**Exercise prompt**
Every line below that mentions the word "arbetskraften" should be copied out.

*** Source records ***

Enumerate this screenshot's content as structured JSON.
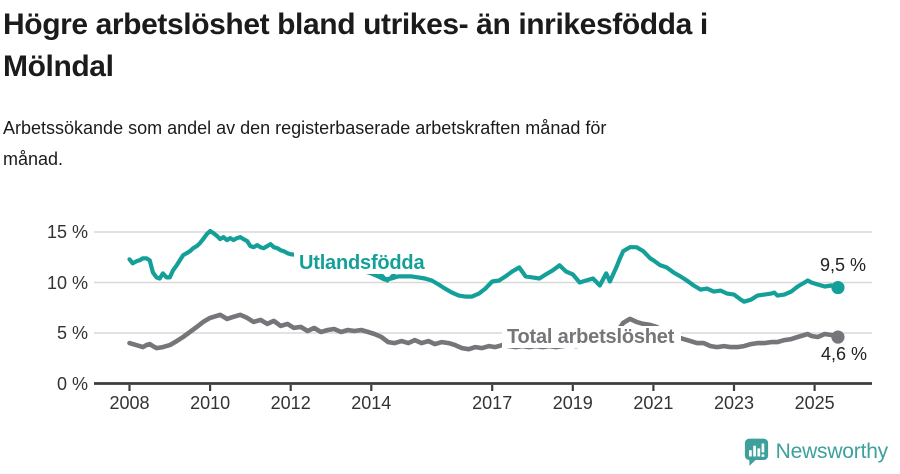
{
  "header": {
    "title_lines": [
      "Högre arbetslöshet bland utrikes- än inrikesfödda i",
      "Mölndal"
    ],
    "subtitle_lines": [
      "Arbetssökande som andel av den registerbaserade arbetskraften månad för",
      "månad."
    ]
  },
  "footer": {
    "brand": "Newsworthy"
  },
  "colors": {
    "teal_series": "#14a098",
    "gray_series": "#75757a",
    "gridline": "#d9d9d9",
    "axis": "#3c3c3c",
    "text": "#1b1b1b",
    "logo_teal": "#3da09c"
  },
  "chart_data": {
    "type": "line",
    "title": "Högre arbetslöshet bland utrikes- än inrikesfödda i Mölndal",
    "subtitle": "Arbetssökande som andel av den registerbaserade arbetskraften månad för månad.",
    "ylabel": "",
    "xlabel": "",
    "ylim": [
      0,
      15.5
    ],
    "xlim": [
      2007.1,
      2026.4
    ],
    "grid": "horizontal",
    "legend_position": "inline-labels",
    "y_axis": {
      "ticks": [
        {
          "value": 0,
          "label": "0 %"
        },
        {
          "value": 5,
          "label": "5 %"
        },
        {
          "value": 10,
          "label": "10 %"
        },
        {
          "value": 15,
          "label": "15 %"
        }
      ]
    },
    "x_axis": {
      "tick_years": [
        2008,
        2010,
        2012,
        2014,
        2017,
        2019,
        2021,
        2023,
        2025
      ],
      "tick_labels": [
        "2008",
        "2010",
        "2012",
        "2014",
        "2017",
        "2019",
        "2021",
        "2023",
        "2025"
      ]
    },
    "series": [
      {
        "name": "Utlandsfödda",
        "slug": "utlandsfodda",
        "color": "#14a098",
        "end_label": "9,5 %",
        "end_value": 9.5,
        "line_width": 4.2,
        "pointer": {
          "x": 2014.4,
          "y": 10.15
        },
        "points": [
          [
            2008.0,
            12.3
          ],
          [
            2008.08,
            11.9
          ],
          [
            2008.17,
            12.1
          ],
          [
            2008.25,
            12.2
          ],
          [
            2008.33,
            12.4
          ],
          [
            2008.42,
            12.4
          ],
          [
            2008.5,
            12.2
          ],
          [
            2008.58,
            11.0
          ],
          [
            2008.67,
            10.5
          ],
          [
            2008.75,
            10.4
          ],
          [
            2008.83,
            10.9
          ],
          [
            2008.92,
            10.5
          ],
          [
            2009.0,
            10.5
          ],
          [
            2009.08,
            11.2
          ],
          [
            2009.17,
            11.7
          ],
          [
            2009.25,
            12.2
          ],
          [
            2009.33,
            12.7
          ],
          [
            2009.42,
            12.9
          ],
          [
            2009.5,
            13.1
          ],
          [
            2009.58,
            13.4
          ],
          [
            2009.67,
            13.6
          ],
          [
            2009.75,
            13.9
          ],
          [
            2009.83,
            14.3
          ],
          [
            2009.92,
            14.8
          ],
          [
            2010.0,
            15.1
          ],
          [
            2010.08,
            14.9
          ],
          [
            2010.17,
            14.6
          ],
          [
            2010.25,
            14.3
          ],
          [
            2010.33,
            14.5
          ],
          [
            2010.42,
            14.2
          ],
          [
            2010.5,
            14.4
          ],
          [
            2010.58,
            14.2
          ],
          [
            2010.67,
            14.4
          ],
          [
            2010.75,
            14.5
          ],
          [
            2010.83,
            14.3
          ],
          [
            2010.92,
            14.1
          ],
          [
            2011.0,
            13.6
          ],
          [
            2011.08,
            13.5
          ],
          [
            2011.17,
            13.7
          ],
          [
            2011.25,
            13.5
          ],
          [
            2011.33,
            13.4
          ],
          [
            2011.42,
            13.6
          ],
          [
            2011.5,
            13.8
          ],
          [
            2011.58,
            13.5
          ],
          [
            2011.67,
            13.4
          ],
          [
            2011.75,
            13.2
          ],
          [
            2011.83,
            13.1
          ],
          [
            2011.92,
            12.9
          ],
          [
            2012.0,
            12.8
          ],
          [
            2012.17,
            12.7
          ],
          [
            2012.33,
            12.5
          ],
          [
            2012.5,
            12.6
          ],
          [
            2012.67,
            12.4
          ],
          [
            2012.83,
            12.2
          ],
          [
            2013.0,
            12.1
          ],
          [
            2013.17,
            11.9
          ],
          [
            2013.33,
            11.7
          ],
          [
            2013.5,
            11.5
          ],
          [
            2013.67,
            11.3
          ],
          [
            2013.83,
            11.1
          ],
          [
            2014.0,
            10.9
          ],
          [
            2014.17,
            10.6
          ],
          [
            2014.33,
            10.3
          ],
          [
            2014.5,
            10.4
          ],
          [
            2014.67,
            10.6
          ],
          [
            2014.83,
            10.6
          ],
          [
            2015.0,
            10.6
          ],
          [
            2015.17,
            10.5
          ],
          [
            2015.33,
            10.4
          ],
          [
            2015.5,
            10.2
          ],
          [
            2015.67,
            9.8
          ],
          [
            2015.83,
            9.4
          ],
          [
            2016.0,
            9.0
          ],
          [
            2016.17,
            8.7
          ],
          [
            2016.33,
            8.6
          ],
          [
            2016.5,
            8.6
          ],
          [
            2016.67,
            8.9
          ],
          [
            2016.83,
            9.4
          ],
          [
            2017.0,
            10.1
          ],
          [
            2017.17,
            10.2
          ],
          [
            2017.33,
            10.6
          ],
          [
            2017.5,
            11.1
          ],
          [
            2017.67,
            11.5
          ],
          [
            2017.83,
            10.6
          ],
          [
            2018.0,
            10.5
          ],
          [
            2018.17,
            10.4
          ],
          [
            2018.33,
            10.8
          ],
          [
            2018.5,
            11.2
          ],
          [
            2018.67,
            11.7
          ],
          [
            2018.83,
            11.1
          ],
          [
            2019.0,
            10.8
          ],
          [
            2019.17,
            10.0
          ],
          [
            2019.33,
            10.2
          ],
          [
            2019.5,
            10.4
          ],
          [
            2019.67,
            9.7
          ],
          [
            2019.83,
            10.9
          ],
          [
            2019.92,
            10.1
          ],
          [
            2020.08,
            11.5
          ],
          [
            2020.17,
            12.4
          ],
          [
            2020.25,
            13.1
          ],
          [
            2020.42,
            13.5
          ],
          [
            2020.58,
            13.5
          ],
          [
            2020.75,
            13.1
          ],
          [
            2020.92,
            12.4
          ],
          [
            2021.0,
            12.2
          ],
          [
            2021.17,
            11.7
          ],
          [
            2021.33,
            11.5
          ],
          [
            2021.5,
            11.0
          ],
          [
            2021.67,
            10.6
          ],
          [
            2021.83,
            10.2
          ],
          [
            2022.0,
            9.7
          ],
          [
            2022.17,
            9.3
          ],
          [
            2022.33,
            9.4
          ],
          [
            2022.5,
            9.1
          ],
          [
            2022.67,
            9.2
          ],
          [
            2022.83,
            8.9
          ],
          [
            2023.0,
            8.8
          ],
          [
            2023.17,
            8.3
          ],
          [
            2023.25,
            8.1
          ],
          [
            2023.42,
            8.3
          ],
          [
            2023.58,
            8.7
          ],
          [
            2023.75,
            8.8
          ],
          [
            2023.92,
            8.9
          ],
          [
            2024.0,
            9.0
          ],
          [
            2024.08,
            8.7
          ],
          [
            2024.25,
            8.8
          ],
          [
            2024.42,
            9.1
          ],
          [
            2024.58,
            9.6
          ],
          [
            2024.75,
            10.0
          ],
          [
            2024.83,
            10.2
          ],
          [
            2024.92,
            10.0
          ],
          [
            2025.08,
            9.8
          ],
          [
            2025.25,
            9.6
          ],
          [
            2025.42,
            9.7
          ],
          [
            2025.58,
            9.5
          ]
        ]
      },
      {
        "name": "Total arbetslöshet",
        "slug": "total-arbetsloshet",
        "color": "#75757a",
        "end_label": "4,6 %",
        "end_value": 4.6,
        "line_width": 4.6,
        "points": [
          [
            2008.0,
            4.0
          ],
          [
            2008.08,
            3.9
          ],
          [
            2008.25,
            3.7
          ],
          [
            2008.33,
            3.6
          ],
          [
            2008.42,
            3.8
          ],
          [
            2008.5,
            3.9
          ],
          [
            2008.58,
            3.7
          ],
          [
            2008.67,
            3.5
          ],
          [
            2008.83,
            3.6
          ],
          [
            2009.0,
            3.8
          ],
          [
            2009.17,
            4.2
          ],
          [
            2009.33,
            4.6
          ],
          [
            2009.5,
            5.1
          ],
          [
            2009.67,
            5.6
          ],
          [
            2009.83,
            6.1
          ],
          [
            2010.0,
            6.5
          ],
          [
            2010.17,
            6.7
          ],
          [
            2010.25,
            6.8
          ],
          [
            2010.42,
            6.4
          ],
          [
            2010.58,
            6.6
          ],
          [
            2010.75,
            6.8
          ],
          [
            2010.92,
            6.5
          ],
          [
            2011.08,
            6.1
          ],
          [
            2011.25,
            6.3
          ],
          [
            2011.42,
            5.9
          ],
          [
            2011.58,
            6.2
          ],
          [
            2011.75,
            5.7
          ],
          [
            2011.92,
            5.9
          ],
          [
            2012.08,
            5.5
          ],
          [
            2012.25,
            5.6
          ],
          [
            2012.42,
            5.2
          ],
          [
            2012.58,
            5.5
          ],
          [
            2012.75,
            5.1
          ],
          [
            2012.92,
            5.3
          ],
          [
            2013.08,
            5.4
          ],
          [
            2013.25,
            5.1
          ],
          [
            2013.42,
            5.3
          ],
          [
            2013.58,
            5.2
          ],
          [
            2013.75,
            5.3
          ],
          [
            2013.92,
            5.1
          ],
          [
            2014.08,
            4.9
          ],
          [
            2014.25,
            4.6
          ],
          [
            2014.42,
            4.1
          ],
          [
            2014.58,
            4.0
          ],
          [
            2014.75,
            4.2
          ],
          [
            2014.92,
            4.0
          ],
          [
            2015.08,
            4.3
          ],
          [
            2015.25,
            4.0
          ],
          [
            2015.42,
            4.2
          ],
          [
            2015.58,
            3.9
          ],
          [
            2015.75,
            4.1
          ],
          [
            2015.92,
            4.0
          ],
          [
            2016.08,
            3.8
          ],
          [
            2016.25,
            3.5
          ],
          [
            2016.42,
            3.4
          ],
          [
            2016.58,
            3.6
          ],
          [
            2016.75,
            3.5
          ],
          [
            2016.92,
            3.7
          ],
          [
            2017.08,
            3.6
          ],
          [
            2017.25,
            3.8
          ],
          [
            2017.42,
            3.7
          ],
          [
            2017.58,
            3.6
          ],
          [
            2017.75,
            3.7
          ],
          [
            2017.92,
            3.6
          ],
          [
            2018.08,
            3.7
          ],
          [
            2018.25,
            3.6
          ],
          [
            2018.42,
            3.7
          ],
          [
            2018.58,
            3.6
          ],
          [
            2018.75,
            3.7
          ],
          [
            2018.92,
            3.8
          ],
          [
            2019.08,
            3.7
          ],
          [
            2019.25,
            3.8
          ],
          [
            2019.42,
            3.9
          ],
          [
            2019.58,
            4.0
          ],
          [
            2019.75,
            4.1
          ],
          [
            2019.92,
            4.3
          ],
          [
            2020.08,
            5.0
          ],
          [
            2020.25,
            6.0
          ],
          [
            2020.42,
            6.4
          ],
          [
            2020.58,
            6.1
          ],
          [
            2020.75,
            5.9
          ],
          [
            2020.92,
            5.8
          ],
          [
            2021.08,
            5.6
          ],
          [
            2021.25,
            5.2
          ],
          [
            2021.42,
            4.9
          ],
          [
            2021.58,
            4.6
          ],
          [
            2021.75,
            4.4
          ],
          [
            2021.92,
            4.2
          ],
          [
            2022.08,
            4.0
          ],
          [
            2022.25,
            4.0
          ],
          [
            2022.42,
            3.7
          ],
          [
            2022.58,
            3.6
          ],
          [
            2022.75,
            3.7
          ],
          [
            2022.92,
            3.6
          ],
          [
            2023.08,
            3.6
          ],
          [
            2023.25,
            3.7
          ],
          [
            2023.42,
            3.9
          ],
          [
            2023.58,
            4.0
          ],
          [
            2023.75,
            4.0
          ],
          [
            2023.92,
            4.1
          ],
          [
            2024.08,
            4.1
          ],
          [
            2024.25,
            4.3
          ],
          [
            2024.42,
            4.4
          ],
          [
            2024.58,
            4.6
          ],
          [
            2024.75,
            4.8
          ],
          [
            2024.83,
            4.9
          ],
          [
            2024.92,
            4.7
          ],
          [
            2025.08,
            4.6
          ],
          [
            2025.25,
            4.9
          ],
          [
            2025.42,
            4.8
          ],
          [
            2025.58,
            4.6
          ]
        ]
      }
    ]
  }
}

***

**Answer to the task**
      "Arbetssökande som andel av den registerbaserade arbetskraften månad för",
    "subtitle": "Arbetssökande som andel av den registerbaserade arbetskraften månad för månad.",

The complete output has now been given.